(Data entries)
+++

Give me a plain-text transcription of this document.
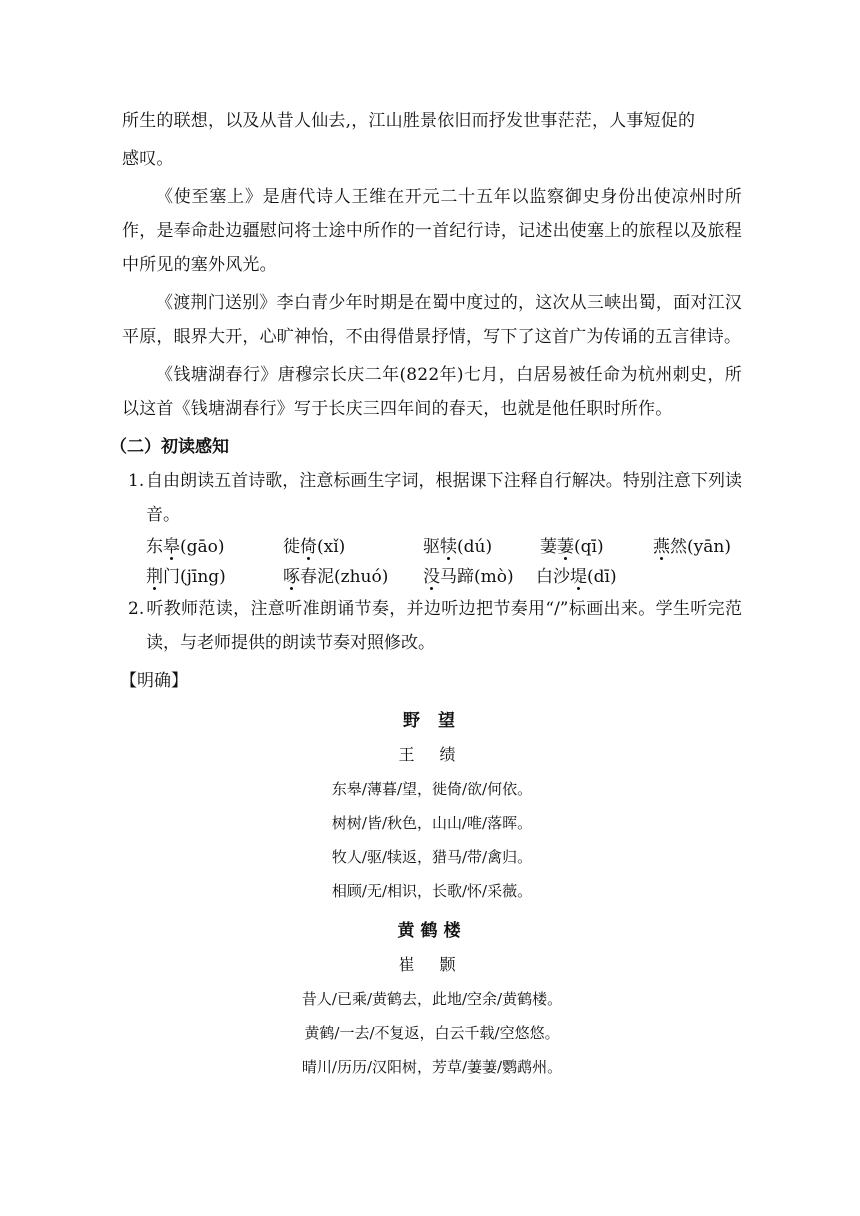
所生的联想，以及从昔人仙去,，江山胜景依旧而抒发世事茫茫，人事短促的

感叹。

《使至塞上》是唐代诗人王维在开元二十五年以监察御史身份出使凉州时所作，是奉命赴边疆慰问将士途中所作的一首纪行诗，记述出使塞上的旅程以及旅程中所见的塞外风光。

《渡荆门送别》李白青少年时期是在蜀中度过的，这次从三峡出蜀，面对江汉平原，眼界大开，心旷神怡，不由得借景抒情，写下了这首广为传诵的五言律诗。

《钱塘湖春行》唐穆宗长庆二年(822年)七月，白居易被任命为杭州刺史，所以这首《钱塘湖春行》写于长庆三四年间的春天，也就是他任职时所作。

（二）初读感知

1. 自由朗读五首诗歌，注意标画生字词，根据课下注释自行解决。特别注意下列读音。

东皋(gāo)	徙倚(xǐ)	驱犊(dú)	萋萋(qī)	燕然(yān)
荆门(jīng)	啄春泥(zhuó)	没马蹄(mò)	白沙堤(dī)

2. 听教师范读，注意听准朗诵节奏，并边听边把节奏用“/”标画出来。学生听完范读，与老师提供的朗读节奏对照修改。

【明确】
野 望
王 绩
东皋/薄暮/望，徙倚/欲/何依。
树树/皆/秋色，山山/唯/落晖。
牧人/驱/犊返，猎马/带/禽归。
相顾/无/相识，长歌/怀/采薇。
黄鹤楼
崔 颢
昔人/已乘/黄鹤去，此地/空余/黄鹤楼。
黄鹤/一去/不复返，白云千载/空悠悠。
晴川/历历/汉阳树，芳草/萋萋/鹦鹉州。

+++

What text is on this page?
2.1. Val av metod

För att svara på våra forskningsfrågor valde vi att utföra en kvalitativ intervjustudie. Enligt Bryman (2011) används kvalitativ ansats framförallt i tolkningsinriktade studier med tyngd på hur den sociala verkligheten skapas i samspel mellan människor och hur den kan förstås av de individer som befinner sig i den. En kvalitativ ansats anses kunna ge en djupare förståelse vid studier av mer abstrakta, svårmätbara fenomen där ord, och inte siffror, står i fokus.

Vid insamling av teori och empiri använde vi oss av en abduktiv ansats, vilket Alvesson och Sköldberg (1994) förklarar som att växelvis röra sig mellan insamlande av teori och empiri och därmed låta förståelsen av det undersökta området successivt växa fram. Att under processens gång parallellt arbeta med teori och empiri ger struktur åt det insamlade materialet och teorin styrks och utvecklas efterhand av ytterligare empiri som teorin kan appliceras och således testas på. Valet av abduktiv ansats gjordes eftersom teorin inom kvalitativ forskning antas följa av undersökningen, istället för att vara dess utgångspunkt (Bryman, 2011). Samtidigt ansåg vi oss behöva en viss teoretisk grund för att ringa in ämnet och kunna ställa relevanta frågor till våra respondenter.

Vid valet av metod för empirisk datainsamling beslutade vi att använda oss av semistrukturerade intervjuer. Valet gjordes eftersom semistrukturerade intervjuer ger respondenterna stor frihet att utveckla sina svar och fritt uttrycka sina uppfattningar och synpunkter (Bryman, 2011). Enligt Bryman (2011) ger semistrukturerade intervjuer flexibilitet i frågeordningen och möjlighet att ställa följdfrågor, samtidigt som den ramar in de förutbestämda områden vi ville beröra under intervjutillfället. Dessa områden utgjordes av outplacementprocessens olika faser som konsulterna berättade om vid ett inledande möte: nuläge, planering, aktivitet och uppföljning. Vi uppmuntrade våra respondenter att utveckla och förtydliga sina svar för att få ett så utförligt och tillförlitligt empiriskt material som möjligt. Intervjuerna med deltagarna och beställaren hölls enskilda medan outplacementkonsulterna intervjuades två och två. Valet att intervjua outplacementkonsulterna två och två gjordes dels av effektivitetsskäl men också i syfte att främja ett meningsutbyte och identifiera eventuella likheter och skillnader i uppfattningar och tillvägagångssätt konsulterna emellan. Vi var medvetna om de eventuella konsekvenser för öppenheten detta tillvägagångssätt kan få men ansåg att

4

+++

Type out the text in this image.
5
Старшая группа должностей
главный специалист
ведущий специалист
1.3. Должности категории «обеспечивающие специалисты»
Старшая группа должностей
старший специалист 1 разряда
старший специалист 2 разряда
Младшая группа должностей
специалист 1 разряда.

+++

> **What is needed**:
List each line holding the string "this".

> **Exercise output**:
Give me a plain-text transcription of this document.
What text is on this page?
Type out the text in this image.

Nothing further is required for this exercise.